Exercise prompt:
Print the records below word for word, but leave out the pictures.

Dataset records
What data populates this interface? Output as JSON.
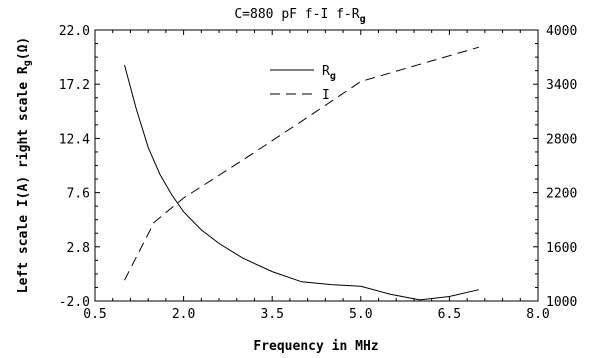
{
  "chart_data": {
    "type": "line",
    "title_main": "C=880 pF f-I f-R",
    "title_sub": "g",
    "xlabel": "Frequency in MHz",
    "ylabel_main": "Left scale I(A) right scale R",
    "ylabel_sub": "g",
    "ylabel_tail": "(Ω)",
    "xlim": [
      0.5,
      8.0
    ],
    "x_ticks": [
      "0.5",
      "2.0",
      "3.5",
      "5.0",
      "6.5",
      "8.0"
    ],
    "ylim_left": [
      -2.0,
      22.0
    ],
    "y_left_ticks": [
      "-2.0",
      "2.8",
      "7.6",
      "12.4",
      "17.2",
      "22.0"
    ],
    "ylim_right": [
      1000,
      4000
    ],
    "y_right_ticks": [
      "1000",
      "1600",
      "2200",
      "2800",
      "3400",
      "4000"
    ],
    "grid": false,
    "legend_position": "top-center",
    "series": [
      {
        "name_main": "R",
        "name_sub": "g",
        "axis": "left",
        "style": "solid",
        "x": [
          1.0,
          1.2,
          1.4,
          1.6,
          1.8,
          2.0,
          2.3,
          2.6,
          3.0,
          3.5,
          4.0,
          4.5,
          5.0,
          5.5,
          6.0,
          6.5,
          7.0
        ],
        "y": [
          18.9,
          15.0,
          11.6,
          9.2,
          7.4,
          5.9,
          4.3,
          3.1,
          1.8,
          0.6,
          -0.3,
          -0.55,
          -0.7,
          -1.4,
          -1.9,
          -1.6,
          -1.0
        ]
      },
      {
        "name_main": "I",
        "name_sub": "",
        "axis": "right",
        "style": "dashed",
        "x": [
          1.0,
          1.5,
          2.0,
          3.0,
          4.0,
          5.0,
          6.0,
          7.0
        ],
        "y": [
          1230,
          1870,
          2140,
          2560,
          2990,
          3430,
          3620,
          3810
        ]
      }
    ]
  }
}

Worked answer:
What data populates this interface? Output as JSON.
{
  "chart_data": {
    "type": "line",
    "title_main": "C=880 pF f-I f-R",
    "title_sub": "g",
    "xlabel": "Frequency in MHz",
    "ylabel_main": "Left scale I(A) right scale R",
    "ylabel_sub": "g",
    "ylabel_tail": "(Ω)",
    "xlim": [
      0.5,
      8.0
    ],
    "x_ticks": [
      "0.5",
      "2.0",
      "3.5",
      "5.0",
      "6.5",
      "8.0"
    ],
    "ylim_left": [
      -2.0,
      22.0
    ],
    "y_left_ticks": [
      "-2.0",
      "2.8",
      "7.6",
      "12.4",
      "17.2",
      "22.0"
    ],
    "ylim_right": [
      1000,
      4000
    ],
    "y_right_ticks": [
      "1000",
      "1600",
      "2200",
      "2800",
      "3400",
      "4000"
    ],
    "grid": false,
    "legend_position": "top-center",
    "series": [
      {
        "name_main": "R",
        "name_sub": "g",
        "axis": "left",
        "style": "solid",
        "x": [
          1.0,
          1.2,
          1.4,
          1.6,
          1.8,
          2.0,
          2.3,
          2.6,
          3.0,
          3.5,
          4.0,
          4.5,
          5.0,
          5.5,
          6.0,
          6.5,
          7.0
        ],
        "y": [
          18.9,
          15.0,
          11.6,
          9.2,
          7.4,
          5.9,
          4.3,
          3.1,
          1.8,
          0.6,
          -0.3,
          -0.55,
          -0.7,
          -1.4,
          -1.9,
          -1.6,
          -1.0
        ]
      },
      {
        "name_main": "I",
        "name_sub": "",
        "axis": "right",
        "style": "dashed",
        "x": [
          1.0,
          1.5,
          2.0,
          3.0,
          4.0,
          5.0,
          6.0,
          7.0
        ],
        "y": [
          1230,
          1870,
          2140,
          2560,
          2990,
          3430,
          3620,
          3810
        ]
      }
    ]
  }
}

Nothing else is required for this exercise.